Stored data:
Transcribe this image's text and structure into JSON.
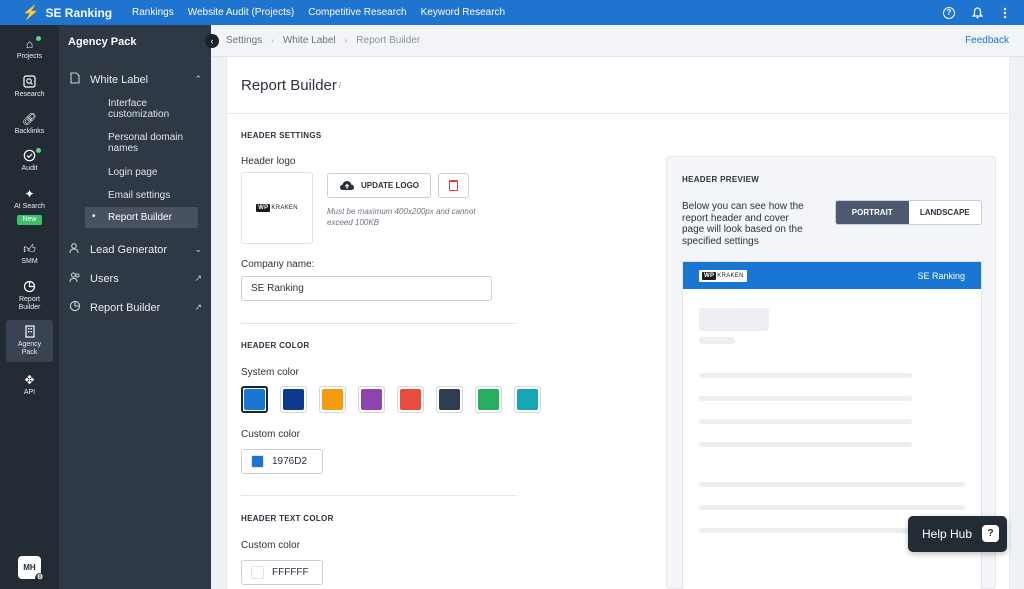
{
  "app": {
    "brand": "SE Ranking"
  },
  "topnav": [
    "Rankings",
    "Website Audit (Projects)",
    "Competitive Research",
    "Keyword Research"
  ],
  "rail": {
    "items": [
      {
        "label": "Projects"
      },
      {
        "label": "Research"
      },
      {
        "label": "Backlinks"
      },
      {
        "label": "Audit"
      },
      {
        "label": "AI Search",
        "badge": "New"
      },
      {
        "label": "SMM"
      },
      {
        "label": "Report Builder"
      },
      {
        "label": "Agency Pack"
      },
      {
        "label": "API"
      }
    ],
    "avatar": "MH"
  },
  "sidebar": {
    "title": "Agency Pack",
    "white_label": "White Label",
    "sub_items": [
      "Interface customization",
      "Personal domain names",
      "Login page",
      "Email settings",
      "Report Builder"
    ],
    "lead_generator": "Lead Generator",
    "users": "Users",
    "report_builder": "Report Builder"
  },
  "breadcrumb": {
    "items": [
      "Settings",
      "White Label",
      "Report Builder"
    ],
    "feedback": "Feedback"
  },
  "page": {
    "title": "Report Builder",
    "title_info": "i"
  },
  "header_settings": {
    "section_title": "HEADER SETTINGS",
    "logo_label": "Header logo",
    "logo_text_mark": "WP",
    "logo_text": "KRAKEN",
    "update_logo": "UPDATE LOGO",
    "hint": "Must be maximum 400x200px and cannot exceed 100KB",
    "company_label": "Company name:",
    "company_value": "SE Ranking"
  },
  "header_color": {
    "section_title": "HEADER COLOR",
    "system_label": "System color",
    "swatches": [
      "#1976d2",
      "#0d3a8c",
      "#f39c12",
      "#8e44ad",
      "#e74c3c",
      "#2c3e50",
      "#27ae60",
      "#16a6b6"
    ],
    "selected_index": 0,
    "custom_label": "Custom color",
    "custom_value": "1976D2",
    "custom_color": "#1976d2"
  },
  "header_text_color": {
    "section_title": "HEADER TEXT COLOR",
    "custom_label": "Custom color",
    "custom_value": "FFFFFF",
    "custom_color": "#ffffff"
  },
  "preview": {
    "title": "HEADER PREVIEW",
    "description": "Below you can see how the report header and cover page will look based on the specified settings",
    "modes": [
      "PORTRAIT",
      "LANDSCAPE"
    ],
    "active_mode": "PORTRAIT",
    "company": "SE Ranking"
  },
  "help_hub": {
    "label": "Help Hub"
  }
}
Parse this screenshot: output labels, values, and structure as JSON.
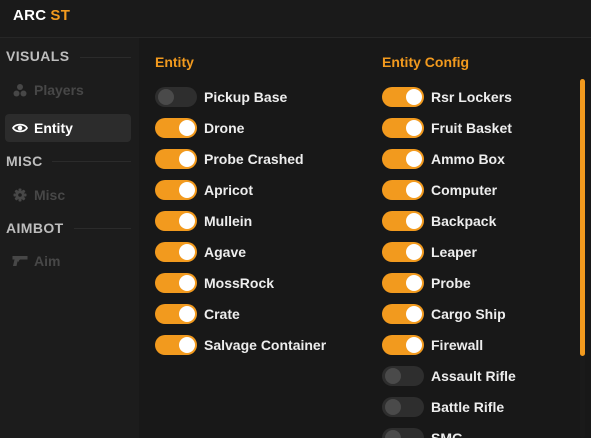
{
  "app": {
    "title_part1": "ARC",
    "title_part2": "ST"
  },
  "sidebar": {
    "sections": [
      {
        "header": "VISUALS",
        "items": [
          {
            "label": "Players",
            "icon": "players-icon",
            "active": false
          },
          {
            "label": "Entity",
            "icon": "eye-icon",
            "active": true
          }
        ]
      },
      {
        "header": "MISC",
        "items": [
          {
            "label": "Misc",
            "icon": "gear-icon",
            "active": false
          }
        ]
      },
      {
        "header": "AIMBOT",
        "items": [
          {
            "label": "Aim",
            "icon": "gun-icon",
            "active": false
          }
        ]
      }
    ]
  },
  "entity": {
    "title": "Entity",
    "toggles": [
      {
        "label": "Pickup Base",
        "on": false
      },
      {
        "label": "Drone",
        "on": true
      },
      {
        "label": "Probe Crashed",
        "on": true
      },
      {
        "label": "Apricot",
        "on": true
      },
      {
        "label": "Mullein",
        "on": true
      },
      {
        "label": "Agave",
        "on": true
      },
      {
        "label": "MossRock",
        "on": true
      },
      {
        "label": "Crate",
        "on": true
      },
      {
        "label": "Salvage Container",
        "on": true
      }
    ]
  },
  "entity_config": {
    "title": "Entity Config",
    "toggles": [
      {
        "label": "Rsr Lockers",
        "on": true
      },
      {
        "label": "Fruit Basket",
        "on": true
      },
      {
        "label": "Ammo Box",
        "on": true
      },
      {
        "label": "Computer",
        "on": true
      },
      {
        "label": "Backpack",
        "on": true
      },
      {
        "label": "Leaper",
        "on": true
      },
      {
        "label": "Probe",
        "on": true
      },
      {
        "label": "Cargo Ship",
        "on": true
      },
      {
        "label": "Firewall",
        "on": true
      },
      {
        "label": "Assault Rifle",
        "on": false
      },
      {
        "label": "Battle Rifle",
        "on": false
      },
      {
        "label": "SMG",
        "on": false
      }
    ]
  },
  "colors": {
    "accent": "#f29a1e",
    "background": "#181818",
    "sidebar": "#1c1c1c"
  },
  "scroll": {
    "position": 0
  }
}
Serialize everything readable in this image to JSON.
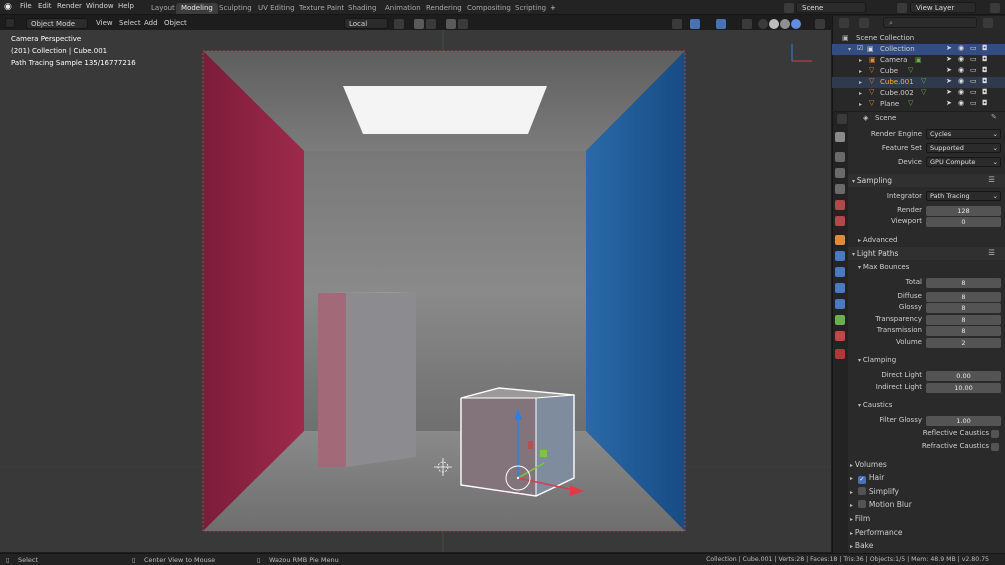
{
  "menubar": {
    "file": "File",
    "edit": "Edit",
    "render": "Render",
    "window": "Window",
    "help": "Help"
  },
  "workspaces": [
    "Layout",
    "Modeling",
    "Sculpting",
    "UV Editing",
    "Texture Paint",
    "Shading",
    "Animation",
    "Rendering",
    "Compositing",
    "Scripting"
  ],
  "active_workspace": "Modeling",
  "scene_field": "Scene",
  "view_layer_field": "View Layer",
  "header": {
    "mode": "Object Mode",
    "view": "View",
    "select": "Select",
    "add": "Add",
    "object": "Object",
    "orientation": "Local"
  },
  "overlay": {
    "line1": "Camera Perspective",
    "line2": "(201) Collection | Cube.001",
    "line3": "Path Tracing Sample 135/16777216"
  },
  "outliner": {
    "root": "Scene Collection",
    "items": [
      {
        "name": "Collection",
        "color": "#e0e0e0"
      },
      {
        "name": "Camera",
        "color": "#d8d8d8"
      },
      {
        "name": "Cube",
        "color": "#d8d8d8"
      },
      {
        "name": "Cube.001",
        "color": "#ffaf29"
      },
      {
        "name": "Cube.002",
        "color": "#d8d8d8"
      },
      {
        "name": "Plane",
        "color": "#d8d8d8"
      }
    ]
  },
  "props": {
    "context": "Scene",
    "render_engine_label": "Render Engine",
    "render_engine": "Cycles",
    "feature_set_label": "Feature Set",
    "feature_set": "Supported",
    "device_label": "Device",
    "device": "GPU Compute",
    "sampling": "Sampling",
    "integrator_label": "Integrator",
    "integrator": "Path Tracing",
    "render_label": "Render",
    "render_samples": "128",
    "viewport_label": "Viewport",
    "viewport_samples": "0",
    "advanced": "Advanced",
    "light_paths": "Light Paths",
    "max_bounces": "Max Bounces",
    "total_label": "Total",
    "total": "8",
    "diffuse_label": "Diffuse",
    "diffuse": "8",
    "glossy_label": "Glossy",
    "glossy": "8",
    "transparency_label": "Transparency",
    "transparency": "8",
    "transmission_label": "Transmission",
    "transmission": "8",
    "volume_label": "Volume",
    "volume": "2",
    "clamping": "Clamping",
    "direct_label": "Direct Light",
    "direct": "0.00",
    "indirect_label": "Indirect Light",
    "indirect": "10.00",
    "caustics": "Caustics",
    "filter_label": "Filter Glossy",
    "filter": "1.00",
    "reflective": "Reflective Caustics",
    "refractive": "Refractive Caustics",
    "volumes": "Volumes",
    "hair": "Hair",
    "simplify": "Simplify",
    "motion_blur": "Motion Blur",
    "film": "Film",
    "performance": "Performance",
    "bake": "Bake"
  },
  "status": {
    "select": "Select",
    "center": "Center View to Mouse",
    "pie": "Wazou RMB Pie Menu",
    "info": "Collection | Cube.001 | Verts:28 | Faces:18 | Tris:36 | Objects:1/5 | Mem: 48.9 MB | v2.80.75"
  },
  "colors": {
    "accent": "#4772b3",
    "active_object": "#ffaf29",
    "wall_left": "#8a1f3d",
    "wall_right": "#1e5690"
  }
}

Directive =
Show the lines that mention the word "Builder".

Written response =
        "label": "Report Builder"
      "Report Builder"
    "report_builder": "Report Builder"
      "Report Builder"
    "title": "Report Builder",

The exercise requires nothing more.